### Отрывок из источника
Перейдём к слову хоорай / хорай. Такого этнонима в Южной Сибири не было. Его не знают ни фольклор, ни письменные источники. В языке хакасского фольклора слово хоорай означает всю совокупность людей (в зависимости от контекста это может быть и всё человечество, и люди, собравшиеся в одном месте). Сравним два отрывка сказания: iкi харындас Аи Мiчiкен Кÿн Мiчiк:.. .Арғалығ сынға сығып // Тилекейiн тизе кöрче // Толахайын ömipe кöрче «(Витязь) На горный хребет поднявшись, // Небесную Вселенную насквозь видит, // Весь Земной круг насквозь видит»; а также ... Тилекейiн тизе кöрче // Толай хориин [25] ömipe кöрче — «Вселенную насквозь видит, // Всю массу (живущих на земле) людей насквозь видит» [26]. Другой пример — описание конца свадебного пира: Тостағызы тоозылча// Толай хорай тарасча//Хазандағызы хахталча // Халых чоны тарапча — «То, что было на берёсте, кончается [27] // Вся масса людей расходится // То, что было в котлах, кончается // Людская масса расходится». Стилистический принцип смыслового параллелизма, столь характерный для хакасского фольклора, позволяет, как видим, правильно понять содержание слова хоорай. Примеры, в которых В.Я. Бутанаев видит употребление этнонима, должны истолковываться и переводиться иначе, а именно: Хоос полган малдың ээзi, хоорай полған чурттын ээзi означает: «Хозяин многочисленного скота, хозяин многолюдного края»; Хоорай чуртаан чир аймағында хомзынмин чуртаан чон чоғыл переводится: «Где бы ни жил род человеческий — нет людей, живущих без печали»; Хыргыстын тоғыс мун толы хоорай чоны — «Вся девятитысячная масса кыргызского народа»; Тогыс харындас хыргыстан тоғыс мун толы хоорай чон оскен — «Вся девятитысячная масса народа произошла (бу кв, выросла) от (73/74) девяти братьев кыргызов»; Тоғыс пулуң толы хоорайда ноо-ниме полбан — «В девятиугольном мире людей чего только не бывает» [28].
######
### Исходные данные
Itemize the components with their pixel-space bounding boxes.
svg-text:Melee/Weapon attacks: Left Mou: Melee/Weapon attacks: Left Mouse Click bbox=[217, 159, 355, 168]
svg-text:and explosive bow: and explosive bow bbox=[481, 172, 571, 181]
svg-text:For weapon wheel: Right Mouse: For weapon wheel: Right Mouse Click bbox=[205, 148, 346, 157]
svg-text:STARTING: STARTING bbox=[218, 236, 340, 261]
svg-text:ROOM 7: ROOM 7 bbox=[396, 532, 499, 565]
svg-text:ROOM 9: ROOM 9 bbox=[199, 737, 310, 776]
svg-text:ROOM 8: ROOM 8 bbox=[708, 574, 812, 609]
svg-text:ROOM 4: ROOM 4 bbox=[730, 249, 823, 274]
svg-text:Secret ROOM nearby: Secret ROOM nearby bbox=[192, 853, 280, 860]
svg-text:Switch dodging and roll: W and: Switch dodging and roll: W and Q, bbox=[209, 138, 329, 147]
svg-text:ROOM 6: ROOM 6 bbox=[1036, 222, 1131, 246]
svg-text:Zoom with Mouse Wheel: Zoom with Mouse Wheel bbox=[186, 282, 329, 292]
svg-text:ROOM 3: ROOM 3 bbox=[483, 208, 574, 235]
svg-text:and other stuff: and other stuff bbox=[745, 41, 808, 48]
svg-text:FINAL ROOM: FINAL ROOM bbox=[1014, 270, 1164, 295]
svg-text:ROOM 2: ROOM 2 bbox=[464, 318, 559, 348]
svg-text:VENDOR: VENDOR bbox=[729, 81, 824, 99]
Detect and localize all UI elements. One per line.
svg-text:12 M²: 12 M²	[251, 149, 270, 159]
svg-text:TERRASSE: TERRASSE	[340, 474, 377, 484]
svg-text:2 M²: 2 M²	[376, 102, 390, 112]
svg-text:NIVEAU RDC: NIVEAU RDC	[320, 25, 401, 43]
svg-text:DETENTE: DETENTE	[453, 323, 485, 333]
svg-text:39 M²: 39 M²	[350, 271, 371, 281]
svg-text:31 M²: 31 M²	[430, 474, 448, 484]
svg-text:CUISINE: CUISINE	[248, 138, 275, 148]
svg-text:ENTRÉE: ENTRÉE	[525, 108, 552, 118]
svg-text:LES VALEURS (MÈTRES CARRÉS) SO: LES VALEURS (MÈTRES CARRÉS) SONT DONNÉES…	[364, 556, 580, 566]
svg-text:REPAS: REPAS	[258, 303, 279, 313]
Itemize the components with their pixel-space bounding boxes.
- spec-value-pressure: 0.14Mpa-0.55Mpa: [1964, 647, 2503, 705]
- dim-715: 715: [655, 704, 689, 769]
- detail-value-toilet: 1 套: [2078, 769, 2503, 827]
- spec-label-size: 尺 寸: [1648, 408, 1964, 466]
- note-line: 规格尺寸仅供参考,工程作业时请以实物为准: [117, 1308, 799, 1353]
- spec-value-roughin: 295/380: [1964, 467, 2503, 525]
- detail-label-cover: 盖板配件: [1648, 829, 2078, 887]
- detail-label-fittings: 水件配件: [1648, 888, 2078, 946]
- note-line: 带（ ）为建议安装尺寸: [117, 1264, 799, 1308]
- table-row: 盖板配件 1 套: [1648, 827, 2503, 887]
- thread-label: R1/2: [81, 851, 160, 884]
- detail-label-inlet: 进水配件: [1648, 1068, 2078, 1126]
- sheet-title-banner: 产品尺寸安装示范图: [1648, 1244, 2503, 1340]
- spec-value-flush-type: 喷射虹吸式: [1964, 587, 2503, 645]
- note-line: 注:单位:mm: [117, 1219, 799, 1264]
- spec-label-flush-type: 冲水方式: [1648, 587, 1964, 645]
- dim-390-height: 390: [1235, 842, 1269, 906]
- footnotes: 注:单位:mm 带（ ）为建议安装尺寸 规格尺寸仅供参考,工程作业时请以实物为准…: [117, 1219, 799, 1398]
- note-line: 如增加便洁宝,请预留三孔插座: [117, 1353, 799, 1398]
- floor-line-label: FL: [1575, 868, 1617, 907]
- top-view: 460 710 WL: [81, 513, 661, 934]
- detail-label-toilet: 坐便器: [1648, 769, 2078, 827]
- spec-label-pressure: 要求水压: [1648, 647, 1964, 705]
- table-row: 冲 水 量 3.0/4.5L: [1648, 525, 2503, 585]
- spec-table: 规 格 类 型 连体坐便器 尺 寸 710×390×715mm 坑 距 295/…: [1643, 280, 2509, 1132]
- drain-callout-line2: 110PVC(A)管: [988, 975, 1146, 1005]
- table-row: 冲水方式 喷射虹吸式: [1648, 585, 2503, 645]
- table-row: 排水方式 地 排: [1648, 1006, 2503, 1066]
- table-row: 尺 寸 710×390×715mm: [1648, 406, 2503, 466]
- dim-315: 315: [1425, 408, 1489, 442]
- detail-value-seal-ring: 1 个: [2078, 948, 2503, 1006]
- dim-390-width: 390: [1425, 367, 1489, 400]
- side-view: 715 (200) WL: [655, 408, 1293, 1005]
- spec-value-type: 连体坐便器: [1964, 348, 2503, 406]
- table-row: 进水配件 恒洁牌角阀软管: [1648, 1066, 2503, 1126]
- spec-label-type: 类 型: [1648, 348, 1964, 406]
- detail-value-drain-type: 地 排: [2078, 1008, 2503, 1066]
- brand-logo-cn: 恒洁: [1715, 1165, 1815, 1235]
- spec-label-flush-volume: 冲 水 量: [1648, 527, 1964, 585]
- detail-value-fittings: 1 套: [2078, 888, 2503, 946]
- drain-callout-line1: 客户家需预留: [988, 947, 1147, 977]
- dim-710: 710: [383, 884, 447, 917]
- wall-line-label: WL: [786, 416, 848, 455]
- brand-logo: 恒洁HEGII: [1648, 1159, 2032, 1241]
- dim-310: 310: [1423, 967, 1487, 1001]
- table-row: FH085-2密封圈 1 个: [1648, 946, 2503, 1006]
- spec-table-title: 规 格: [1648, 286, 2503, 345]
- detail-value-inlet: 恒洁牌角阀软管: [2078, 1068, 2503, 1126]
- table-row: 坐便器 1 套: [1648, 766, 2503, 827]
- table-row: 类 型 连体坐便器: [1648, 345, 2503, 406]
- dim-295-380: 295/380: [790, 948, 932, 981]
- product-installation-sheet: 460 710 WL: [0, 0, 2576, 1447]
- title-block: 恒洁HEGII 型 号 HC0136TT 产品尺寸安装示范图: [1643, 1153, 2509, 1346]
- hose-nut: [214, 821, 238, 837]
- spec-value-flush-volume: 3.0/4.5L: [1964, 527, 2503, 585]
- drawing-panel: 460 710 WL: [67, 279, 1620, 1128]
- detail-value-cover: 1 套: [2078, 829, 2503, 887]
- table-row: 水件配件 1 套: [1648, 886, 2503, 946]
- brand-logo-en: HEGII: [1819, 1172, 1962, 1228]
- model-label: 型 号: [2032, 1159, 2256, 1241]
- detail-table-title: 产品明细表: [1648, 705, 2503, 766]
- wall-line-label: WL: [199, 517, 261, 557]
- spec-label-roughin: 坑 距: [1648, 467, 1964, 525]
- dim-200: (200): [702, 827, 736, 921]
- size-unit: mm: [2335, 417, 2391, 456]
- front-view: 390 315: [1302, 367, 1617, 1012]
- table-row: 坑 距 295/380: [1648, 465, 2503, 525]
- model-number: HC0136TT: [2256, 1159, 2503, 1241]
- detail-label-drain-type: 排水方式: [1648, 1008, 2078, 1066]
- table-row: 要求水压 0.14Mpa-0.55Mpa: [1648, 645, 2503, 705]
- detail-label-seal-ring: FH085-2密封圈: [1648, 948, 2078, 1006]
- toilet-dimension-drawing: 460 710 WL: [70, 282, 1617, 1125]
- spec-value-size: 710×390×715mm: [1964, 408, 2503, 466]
######
■ Условие задачи
Что означает слово хоорай в языке хакасского фольклора согласно отрывку об этом слове? Эти записи не имеют отношения к отрывку.

■ Полный ответ
Оно означает всю совокупность людей: в зависимости от контекста это может быть и всё человечество, и люди, собравшиеся в одном месте.